**Figure record extracts:**
▼▼▼
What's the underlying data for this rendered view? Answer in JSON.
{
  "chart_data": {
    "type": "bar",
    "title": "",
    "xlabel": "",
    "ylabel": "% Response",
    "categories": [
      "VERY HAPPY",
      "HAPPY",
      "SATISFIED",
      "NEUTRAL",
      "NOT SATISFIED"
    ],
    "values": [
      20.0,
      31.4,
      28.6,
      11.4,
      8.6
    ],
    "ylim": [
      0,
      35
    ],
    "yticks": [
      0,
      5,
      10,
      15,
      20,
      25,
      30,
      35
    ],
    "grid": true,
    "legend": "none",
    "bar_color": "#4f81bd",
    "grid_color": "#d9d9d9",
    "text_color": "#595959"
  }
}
▲▲▲
**SET EXERCISE:** Repeat every line of the material exactly as given.

**FULL ANSWER:**
What's the underlying data for this rendered view? Answer in JSON.
{
  "chart_data": {
    "type": "bar",
    "title": "",
    "xlabel": "",
    "ylabel": "% Response",
    "categories": [
      "VERY HAPPY",
      "HAPPY",
      "SATISFIED",
      "NEUTRAL",
      "NOT SATISFIED"
    ],
    "values": [
      20.0,
      31.4,
      28.6,
      11.4,
      8.6
    ],
    "ylim": [
      0,
      35
    ],
    "yticks": [
      0,
      5,
      10,
      15,
      20,
      25,
      30,
      35
    ],
    "grid": true,
    "legend": "none",
    "bar_color": "#4f81bd",
    "grid_color": "#d9d9d9",
    "text_color": "#595959"
  }
}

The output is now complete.